[start Extracted information]

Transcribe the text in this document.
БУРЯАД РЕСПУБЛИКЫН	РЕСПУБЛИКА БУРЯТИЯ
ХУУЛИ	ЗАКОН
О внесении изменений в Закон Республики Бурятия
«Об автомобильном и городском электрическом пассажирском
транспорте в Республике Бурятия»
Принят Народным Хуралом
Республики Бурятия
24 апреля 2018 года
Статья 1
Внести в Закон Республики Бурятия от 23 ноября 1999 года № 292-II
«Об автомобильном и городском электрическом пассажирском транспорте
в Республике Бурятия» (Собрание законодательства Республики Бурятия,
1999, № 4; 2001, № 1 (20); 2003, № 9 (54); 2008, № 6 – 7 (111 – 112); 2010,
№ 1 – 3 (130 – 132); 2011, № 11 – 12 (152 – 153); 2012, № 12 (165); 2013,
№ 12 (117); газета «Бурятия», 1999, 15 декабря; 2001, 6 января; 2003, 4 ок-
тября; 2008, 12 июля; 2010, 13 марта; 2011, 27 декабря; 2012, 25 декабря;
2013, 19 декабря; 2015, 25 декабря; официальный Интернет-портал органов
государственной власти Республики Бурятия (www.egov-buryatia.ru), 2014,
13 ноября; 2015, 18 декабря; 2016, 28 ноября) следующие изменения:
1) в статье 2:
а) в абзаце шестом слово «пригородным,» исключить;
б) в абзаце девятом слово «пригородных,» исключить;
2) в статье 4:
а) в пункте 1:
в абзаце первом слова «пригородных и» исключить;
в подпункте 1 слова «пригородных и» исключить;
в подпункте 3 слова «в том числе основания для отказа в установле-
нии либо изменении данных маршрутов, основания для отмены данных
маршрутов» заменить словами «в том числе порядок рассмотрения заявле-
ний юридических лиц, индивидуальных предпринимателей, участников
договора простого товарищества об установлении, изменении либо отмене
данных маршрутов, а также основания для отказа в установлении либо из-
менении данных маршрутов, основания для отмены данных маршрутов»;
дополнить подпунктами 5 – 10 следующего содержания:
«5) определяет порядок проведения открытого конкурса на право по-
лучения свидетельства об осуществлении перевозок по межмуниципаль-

[end Extracted information]

What you have to do: From the data above, extract every line in its exact form.

Result for this exercise:
Transcribe the text in this document.
БУРЯАД РЕСПУБЛИКЫН	РЕСПУБЛИКА БУРЯТИЯ
ХУУЛИ	ЗАКОН
О внесении изменений в Закон Республики Бурятия
«Об автомобильном и городском электрическом пассажирском
транспорте в Республике Бурятия»
Принят Народным Хуралом
Республики Бурятия
24 апреля 2018 года
Статья 1
Внести в Закон Республики Бурятия от 23 ноября 1999 года № 292-II
«Об автомобильном и городском электрическом пассажирском транспорте
в Республике Бурятия» (Собрание законодательства Республики Бурятия,
1999, № 4; 2001, № 1 (20); 2003, № 9 (54); 2008, № 6 – 7 (111 – 112); 2010,
№ 1 – 3 (130 – 132); 2011, № 11 – 12 (152 – 153); 2012, № 12 (165); 2013,
№ 12 (117); газета «Бурятия», 1999, 15 декабря; 2001, 6 января; 2003, 4 ок-
тября; 2008, 12 июля; 2010, 13 марта; 2011, 27 декабря; 2012, 25 декабря;
2013, 19 декабря; 2015, 25 декабря; официальный Интернет-портал органов
государственной власти Республики Бурятия (www.egov-buryatia.ru), 2014,
13 ноября; 2015, 18 декабря; 2016, 28 ноября) следующие изменения:
1) в статье 2:
а) в абзаце шестом слово «пригородным,» исключить;
б) в абзаце девятом слово «пригородных,» исключить;
2) в статье 4:
а) в пункте 1:
в абзаце первом слова «пригородных и» исключить;
в подпункте 1 слова «пригородных и» исключить;
в подпункте 3 слова «в том числе основания для отказа в установле-
нии либо изменении данных маршрутов, основания для отмены данных
маршрутов» заменить словами «в том числе порядок рассмотрения заявле-
ний юридических лиц, индивидуальных предпринимателей, участников
договора простого товарищества об установлении, изменении либо отмене
данных маршрутов, а также основания для отказа в установлении либо из-
менении данных маршрутов, основания для отмены данных маршрутов»;
дополнить подпунктами 5 – 10 следующего содержания:
«5) определяет порядок проведения открытого конкурса на право по-
лучения свидетельства об осуществлении перевозок по межмуниципаль-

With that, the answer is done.